● TASK REQUIREMENTS
Can you give all the records again without altering a single character?

- - -

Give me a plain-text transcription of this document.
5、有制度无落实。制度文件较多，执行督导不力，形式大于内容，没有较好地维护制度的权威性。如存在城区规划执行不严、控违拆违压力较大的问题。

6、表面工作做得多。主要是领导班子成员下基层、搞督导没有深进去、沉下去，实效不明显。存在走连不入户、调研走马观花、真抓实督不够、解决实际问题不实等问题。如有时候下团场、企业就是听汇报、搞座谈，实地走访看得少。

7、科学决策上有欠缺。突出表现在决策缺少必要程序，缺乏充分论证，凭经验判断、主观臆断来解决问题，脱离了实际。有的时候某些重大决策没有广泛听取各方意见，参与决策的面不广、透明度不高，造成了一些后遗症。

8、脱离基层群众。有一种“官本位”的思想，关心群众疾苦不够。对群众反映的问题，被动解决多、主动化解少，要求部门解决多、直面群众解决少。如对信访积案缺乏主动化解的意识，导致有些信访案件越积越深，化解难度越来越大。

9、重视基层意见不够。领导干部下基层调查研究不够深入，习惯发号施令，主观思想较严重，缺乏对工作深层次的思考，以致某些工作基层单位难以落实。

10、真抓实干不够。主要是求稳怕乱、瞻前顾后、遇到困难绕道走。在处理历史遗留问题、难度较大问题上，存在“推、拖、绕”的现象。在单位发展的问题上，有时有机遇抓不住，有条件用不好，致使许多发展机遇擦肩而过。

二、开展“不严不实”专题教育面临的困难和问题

- - -

● TASK OUTPUT
Give me a plain-text transcription of this document.
5、有制度无落实。制度文件较多，执行督导不力，形式大于内容，没有较好地维护制度的权威性。如存在城区规划执行不严、控违拆违压力较大的问题。

6、表面工作做得多。主要是领导班子成员下基层、搞督导没有深进去、沉下去，实效不明显。存在走连不入户、调研走马观花、真抓实督不够、解决实际问题不实等问题。如有时候下团场、企业就是听汇报、搞座谈，实地走访看得少。

7、科学决策上有欠缺。突出表现在决策缺少必要程序，缺乏充分论证，凭经验判断、主观臆断来解决问题，脱离了实际。有的时候某些重大决策没有广泛听取各方意见，参与决策的面不广、透明度不高，造成了一些后遗症。

8、脱离基层群众。有一种“官本位”的思想，关心群众疾苦不够。对群众反映的问题，被动解决多、主动化解少，要求部门解决多、直面群众解决少。如对信访积案缺乏主动化解的意识，导致有些信访案件越积越深，化解难度越来越大。

9、重视基层意见不够。领导干部下基层调查研究不够深入，习惯发号施令，主观思想较严重，缺乏对工作深层次的思考，以致某些工作基层单位难以落实。

10、真抓实干不够。主要是求稳怕乱、瞻前顾后、遇到困难绕道走。在处理历史遗留问题、难度较大问题上，存在“推、拖、绕”的现象。在单位发展的问题上，有时有机遇抓不住，有条件用不好，致使许多发展机遇擦肩而过。

二、开展“不严不实”专题教育面临的困难和问题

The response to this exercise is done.